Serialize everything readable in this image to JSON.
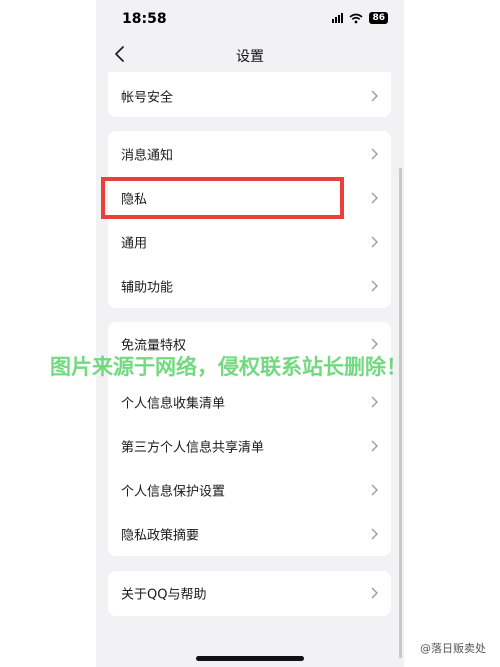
{
  "status_bar": {
    "time": "18:58",
    "battery": "86"
  },
  "nav": {
    "title": "设置"
  },
  "groups": [
    {
      "items": [
        {
          "label": "帐号安全"
        }
      ]
    },
    {
      "items": [
        {
          "label": "消息通知"
        },
        {
          "label": "隐私"
        },
        {
          "label": "通用"
        },
        {
          "label": "辅助功能"
        }
      ]
    },
    {
      "items": [
        {
          "label": "免流量特权"
        },
        {
          "label": "个人信息收集清单"
        },
        {
          "label": "第三方个人信息共享清单"
        },
        {
          "label": "个人信息保护设置"
        },
        {
          "label": "隐私政策摘要"
        }
      ]
    },
    {
      "items": [
        {
          "label": "关于QQ与帮助"
        }
      ]
    }
  ],
  "watermark": "图片来源于网络，侵权联系站长删除！",
  "credit": "@落日贩卖处",
  "colors": {
    "highlight": "#e8403b",
    "watermark": "#5bd36a",
    "background": "#f2f2f4"
  },
  "icons": {
    "back": "chevron-left-icon",
    "row": "chevron-right-icon"
  }
}
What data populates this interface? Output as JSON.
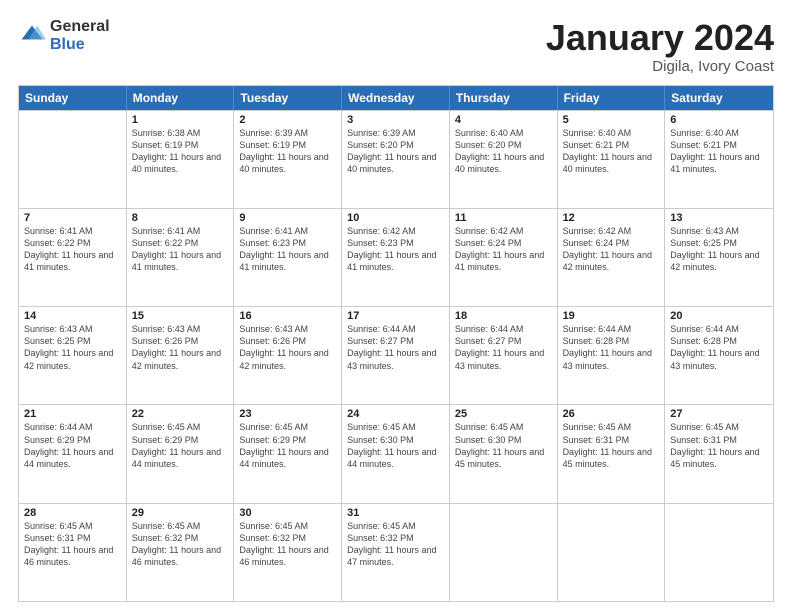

» **EXERCISE**: Output the records above exactly; leave out the pictures.

» **WRITTEN ANSWER**:
Serialize everything readable in this image to JSON.
{
  "status_bar": {
    "time": "18:58",
    "battery": "86"
  },
  "nav": {
    "title": "设置"
  },
  "groups": [
    {
      "items": [
        {
          "label": "帐号安全"
        }
      ]
    },
    {
      "items": [
        {
          "label": "消息通知"
        },
        {
          "label": "隐私"
        },
        {
          "label": "通用"
        },
        {
          "label": "辅助功能"
        }
      ]
    },
    {
      "items": [
        {
          "label": "免流量特权"
        },
        {
          "label": "个人信息收集清单"
        },
        {
          "label": "第三方个人信息共享清单"
        },
        {
          "label": "个人信息保护设置"
        },
        {
          "label": "隐私政策摘要"
        }
      ]
    },
    {
      "items": [
        {
          "label": "关于QQ与帮助"
        }
      ]
    }
  ],
  "watermark": "图片来源于网络，侵权联系站长删除！",
  "credit": "@落日贩卖处",
  "colors": {
    "highlight": "#e8403b",
    "watermark": "#5bd36a",
    "background": "#f2f2f4"
  },
  "icons": {
    "back": "chevron-left-icon",
    "row": "chevron-right-icon"
  }
}
What data populates this interface? Output as JSON.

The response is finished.